* Start SUPPLIED DATA *

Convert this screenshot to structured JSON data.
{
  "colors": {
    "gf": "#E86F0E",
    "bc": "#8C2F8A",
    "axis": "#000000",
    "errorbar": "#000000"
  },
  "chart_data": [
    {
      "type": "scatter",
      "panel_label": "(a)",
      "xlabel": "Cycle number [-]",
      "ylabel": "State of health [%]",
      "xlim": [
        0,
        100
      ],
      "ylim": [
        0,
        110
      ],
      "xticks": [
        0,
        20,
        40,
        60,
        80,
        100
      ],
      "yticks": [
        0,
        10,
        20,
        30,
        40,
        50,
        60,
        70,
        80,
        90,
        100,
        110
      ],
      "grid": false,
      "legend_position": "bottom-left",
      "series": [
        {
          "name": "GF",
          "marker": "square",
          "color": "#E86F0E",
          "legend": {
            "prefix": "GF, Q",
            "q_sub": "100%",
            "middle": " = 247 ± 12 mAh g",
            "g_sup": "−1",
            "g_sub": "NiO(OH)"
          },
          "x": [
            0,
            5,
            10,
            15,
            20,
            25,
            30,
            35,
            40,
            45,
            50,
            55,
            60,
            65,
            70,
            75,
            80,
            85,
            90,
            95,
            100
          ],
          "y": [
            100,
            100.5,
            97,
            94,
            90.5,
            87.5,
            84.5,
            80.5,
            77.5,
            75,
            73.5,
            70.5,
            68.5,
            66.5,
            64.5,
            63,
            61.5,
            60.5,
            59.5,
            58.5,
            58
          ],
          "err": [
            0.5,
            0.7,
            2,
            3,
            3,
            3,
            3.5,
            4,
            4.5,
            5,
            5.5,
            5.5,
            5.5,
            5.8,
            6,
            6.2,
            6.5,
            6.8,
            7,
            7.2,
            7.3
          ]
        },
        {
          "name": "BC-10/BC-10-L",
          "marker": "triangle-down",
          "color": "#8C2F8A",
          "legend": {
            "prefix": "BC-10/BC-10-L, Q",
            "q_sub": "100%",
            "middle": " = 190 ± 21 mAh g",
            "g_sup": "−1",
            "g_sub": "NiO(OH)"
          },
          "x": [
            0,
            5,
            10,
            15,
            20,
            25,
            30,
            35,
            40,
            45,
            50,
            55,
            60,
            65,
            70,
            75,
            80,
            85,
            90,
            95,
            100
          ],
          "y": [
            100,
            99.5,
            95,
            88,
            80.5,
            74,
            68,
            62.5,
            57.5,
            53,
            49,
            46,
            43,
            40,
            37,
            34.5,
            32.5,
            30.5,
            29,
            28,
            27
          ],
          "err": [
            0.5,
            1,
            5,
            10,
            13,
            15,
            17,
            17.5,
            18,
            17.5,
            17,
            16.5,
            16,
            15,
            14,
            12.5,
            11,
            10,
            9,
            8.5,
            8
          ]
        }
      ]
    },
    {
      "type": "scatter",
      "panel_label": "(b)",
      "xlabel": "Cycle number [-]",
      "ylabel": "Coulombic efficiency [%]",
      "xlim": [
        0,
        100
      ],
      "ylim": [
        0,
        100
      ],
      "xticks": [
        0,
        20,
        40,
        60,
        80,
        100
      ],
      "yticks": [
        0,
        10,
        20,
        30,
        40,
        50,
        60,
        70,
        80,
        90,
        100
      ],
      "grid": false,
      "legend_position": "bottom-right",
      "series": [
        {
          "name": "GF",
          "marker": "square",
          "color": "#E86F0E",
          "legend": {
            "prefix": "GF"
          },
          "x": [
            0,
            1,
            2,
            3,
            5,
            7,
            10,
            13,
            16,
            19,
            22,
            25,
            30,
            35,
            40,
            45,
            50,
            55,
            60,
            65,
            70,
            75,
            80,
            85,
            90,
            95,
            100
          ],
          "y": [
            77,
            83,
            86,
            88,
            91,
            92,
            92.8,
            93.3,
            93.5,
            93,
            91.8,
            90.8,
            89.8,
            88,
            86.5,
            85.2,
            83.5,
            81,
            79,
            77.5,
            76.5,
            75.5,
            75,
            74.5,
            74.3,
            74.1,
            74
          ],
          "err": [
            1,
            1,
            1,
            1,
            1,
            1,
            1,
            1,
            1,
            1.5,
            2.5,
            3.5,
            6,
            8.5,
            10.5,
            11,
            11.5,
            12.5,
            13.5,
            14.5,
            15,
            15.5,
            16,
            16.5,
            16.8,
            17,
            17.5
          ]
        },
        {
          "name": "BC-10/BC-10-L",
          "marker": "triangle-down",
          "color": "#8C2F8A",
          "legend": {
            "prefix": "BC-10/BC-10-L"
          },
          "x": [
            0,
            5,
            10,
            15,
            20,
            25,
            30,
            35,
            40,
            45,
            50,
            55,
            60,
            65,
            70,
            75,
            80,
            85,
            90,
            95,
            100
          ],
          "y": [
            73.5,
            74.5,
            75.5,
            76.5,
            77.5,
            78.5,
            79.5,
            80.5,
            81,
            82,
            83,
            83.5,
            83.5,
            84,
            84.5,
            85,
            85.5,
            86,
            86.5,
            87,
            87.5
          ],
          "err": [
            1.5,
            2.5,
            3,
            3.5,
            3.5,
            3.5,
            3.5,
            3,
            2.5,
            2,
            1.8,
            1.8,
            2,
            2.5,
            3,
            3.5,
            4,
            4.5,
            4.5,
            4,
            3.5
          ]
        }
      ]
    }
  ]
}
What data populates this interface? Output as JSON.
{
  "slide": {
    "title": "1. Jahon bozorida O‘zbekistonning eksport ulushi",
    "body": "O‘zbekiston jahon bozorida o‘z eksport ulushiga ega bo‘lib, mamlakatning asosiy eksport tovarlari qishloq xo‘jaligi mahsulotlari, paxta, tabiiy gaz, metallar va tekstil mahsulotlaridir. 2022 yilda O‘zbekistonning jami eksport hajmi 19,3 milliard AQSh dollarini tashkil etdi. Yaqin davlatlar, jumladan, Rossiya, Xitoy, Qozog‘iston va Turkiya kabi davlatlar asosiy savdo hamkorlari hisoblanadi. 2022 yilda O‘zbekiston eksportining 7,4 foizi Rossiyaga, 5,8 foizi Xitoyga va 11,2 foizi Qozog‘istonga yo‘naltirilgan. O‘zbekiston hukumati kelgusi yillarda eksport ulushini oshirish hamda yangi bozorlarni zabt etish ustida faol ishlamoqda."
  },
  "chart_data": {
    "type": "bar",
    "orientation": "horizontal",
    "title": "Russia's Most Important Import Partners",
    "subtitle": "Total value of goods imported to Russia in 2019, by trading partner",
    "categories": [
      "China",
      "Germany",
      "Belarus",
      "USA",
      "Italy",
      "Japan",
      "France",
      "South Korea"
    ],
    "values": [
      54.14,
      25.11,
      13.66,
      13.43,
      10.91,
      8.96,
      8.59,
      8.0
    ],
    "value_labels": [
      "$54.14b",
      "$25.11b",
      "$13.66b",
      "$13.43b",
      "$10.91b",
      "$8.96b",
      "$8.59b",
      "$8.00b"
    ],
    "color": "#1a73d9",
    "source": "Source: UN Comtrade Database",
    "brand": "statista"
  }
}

* End SUPPLIED DATA *

SHORT TASK: Transcribe all of the entries without altering anything.

TASK SOLUTION:
Convert this screenshot to structured JSON data.
{
  "colors": {
    "gf": "#E86F0E",
    "bc": "#8C2F8A",
    "axis": "#000000",
    "errorbar": "#000000"
  },
  "chart_data": [
    {
      "type": "scatter",
      "panel_label": "(a)",
      "xlabel": "Cycle number [-]",
      "ylabel": "State of health [%]",
      "xlim": [
        0,
        100
      ],
      "ylim": [
        0,
        110
      ],
      "xticks": [
        0,
        20,
        40,
        60,
        80,
        100
      ],
      "yticks": [
        0,
        10,
        20,
        30,
        40,
        50,
        60,
        70,
        80,
        90,
        100,
        110
      ],
      "grid": false,
      "legend_position": "bottom-left",
      "series": [
        {
          "name": "GF",
          "marker": "square",
          "color": "#E86F0E",
          "legend": {
            "prefix": "GF, Q",
            "q_sub": "100%",
            "middle": " = 247 ± 12 mAh g",
            "g_sup": "−1",
            "g_sub": "NiO(OH)"
          },
          "x": [
            0,
            5,
            10,
            15,
            20,
            25,
            30,
            35,
            40,
            45,
            50,
            55,
            60,
            65,
            70,
            75,
            80,
            85,
            90,
            95,
            100
          ],
          "y": [
            100,
            100.5,
            97,
            94,
            90.5,
            87.5,
            84.5,
            80.5,
            77.5,
            75,
            73.5,
            70.5,
            68.5,
            66.5,
            64.5,
            63,
            61.5,
            60.5,
            59.5,
            58.5,
            58
          ],
          "err": [
            0.5,
            0.7,
            2,
            3,
            3,
            3,
            3.5,
            4,
            4.5,
            5,
            5.5,
            5.5,
            5.5,
            5.8,
            6,
            6.2,
            6.5,
            6.8,
            7,
            7.2,
            7.3
          ]
        },
        {
          "name": "BC-10/BC-10-L",
          "marker": "triangle-down",
          "color": "#8C2F8A",
          "legend": {
            "prefix": "BC-10/BC-10-L, Q",
            "q_sub": "100%",
            "middle": " = 190 ± 21 mAh g",
            "g_sup": "−1",
            "g_sub": "NiO(OH)"
          },
          "x": [
            0,
            5,
            10,
            15,
            20,
            25,
            30,
            35,
            40,
            45,
            50,
            55,
            60,
            65,
            70,
            75,
            80,
            85,
            90,
            95,
            100
          ],
          "y": [
            100,
            99.5,
            95,
            88,
            80.5,
            74,
            68,
            62.5,
            57.5,
            53,
            49,
            46,
            43,
            40,
            37,
            34.5,
            32.5,
            30.5,
            29,
            28,
            27
          ],
          "err": [
            0.5,
            1,
            5,
            10,
            13,
            15,
            17,
            17.5,
            18,
            17.5,
            17,
            16.5,
            16,
            15,
            14,
            12.5,
            11,
            10,
            9,
            8.5,
            8
          ]
        }
      ]
    },
    {
      "type": "scatter",
      "panel_label": "(b)",
      "xlabel": "Cycle number [-]",
      "ylabel": "Coulombic efficiency [%]",
      "xlim": [
        0,
        100
      ],
      "ylim": [
        0,
        100
      ],
      "xticks": [
        0,
        20,
        40,
        60,
        80,
        100
      ],
      "yticks": [
        0,
        10,
        20,
        30,
        40,
        50,
        60,
        70,
        80,
        90,
        100
      ],
      "grid": false,
      "legend_position": "bottom-right",
      "series": [
        {
          "name": "GF",
          "marker": "square",
          "color": "#E86F0E",
          "legend": {
            "prefix": "GF"
          },
          "x": [
            0,
            1,
            2,
            3,
            5,
            7,
            10,
            13,
            16,
            19,
            22,
            25,
            30,
            35,
            40,
            45,
            50,
            55,
            60,
            65,
            70,
            75,
            80,
            85,
            90,
            95,
            100
          ],
          "y": [
            77,
            83,
            86,
            88,
            91,
            92,
            92.8,
            93.3,
            93.5,
            93,
            91.8,
            90.8,
            89.8,
            88,
            86.5,
            85.2,
            83.5,
            81,
            79,
            77.5,
            76.5,
            75.5,
            75,
            74.5,
            74.3,
            74.1,
            74
          ],
          "err": [
            1,
            1,
            1,
            1,
            1,
            1,
            1,
            1,
            1,
            1.5,
            2.5,
            3.5,
            6,
            8.5,
            10.5,
            11,
            11.5,
            12.5,
            13.5,
            14.5,
            15,
            15.5,
            16,
            16.5,
            16.8,
            17,
            17.5
          ]
        },
        {
          "name": "BC-10/BC-10-L",
          "marker": "triangle-down",
          "color": "#8C2F8A",
          "legend": {
            "prefix": "BC-10/BC-10-L"
          },
          "x": [
            0,
            5,
            10,
            15,
            20,
            25,
            30,
            35,
            40,
            45,
            50,
            55,
            60,
            65,
            70,
            75,
            80,
            85,
            90,
            95,
            100
          ],
          "y": [
            73.5,
            74.5,
            75.5,
            76.5,
            77.5,
            78.5,
            79.5,
            80.5,
            81,
            82,
            83,
            83.5,
            83.5,
            84,
            84.5,
            85,
            85.5,
            86,
            86.5,
            87,
            87.5
          ],
          "err": [
            1.5,
            2.5,
            3,
            3.5,
            3.5,
            3.5,
            3.5,
            3,
            2.5,
            2,
            1.8,
            1.8,
            2,
            2.5,
            3,
            3.5,
            4,
            4.5,
            4.5,
            4,
            3.5
          ]
        }
      ]
    }
  ]
}
What data populates this interface? Output as JSON.
{
  "slide": {
    "title": "1. Jahon bozorida O‘zbekistonning eksport ulushi",
    "body": "O‘zbekiston jahon bozorida o‘z eksport ulushiga ega bo‘lib, mamlakatning asosiy eksport tovarlari qishloq xo‘jaligi mahsulotlari, paxta, tabiiy gaz, metallar va tekstil mahsulotlaridir. 2022 yilda O‘zbekistonning jami eksport hajmi 19,3 milliard AQSh dollarini tashkil etdi. Yaqin davlatlar, jumladan, Rossiya, Xitoy, Qozog‘iston va Turkiya kabi davlatlar asosiy savdo hamkorlari hisoblanadi. 2022 yilda O‘zbekiston eksportining 7,4 foizi Rossiyaga, 5,8 foizi Xitoyga va 11,2 foizi Qozog‘istonga yo‘naltirilgan. O‘zbekiston hukumati kelgusi yillarda eksport ulushini oshirish hamda yangi bozorlarni zabt etish ustida faol ishlamoqda."
  },
  "chart_data": {
    "type": "bar",
    "orientation": "horizontal",
    "title": "Russia's Most Important Import Partners",
    "subtitle": "Total value of goods imported to Russia in 2019, by trading partner",
    "categories": [
      "China",
      "Germany",
      "Belarus",
      "USA",
      "Italy",
      "Japan",
      "France",
      "South Korea"
    ],
    "values": [
      54.14,
      25.11,
      13.66,
      13.43,
      10.91,
      8.96,
      8.59,
      8.0
    ],
    "value_labels": [
      "$54.14b",
      "$25.11b",
      "$13.66b",
      "$13.43b",
      "$10.91b",
      "$8.96b",
      "$8.59b",
      "$8.00b"
    ],
    "color": "#1a73d9",
    "source": "Source: UN Comtrade Database",
    "brand": "statista"
  }
}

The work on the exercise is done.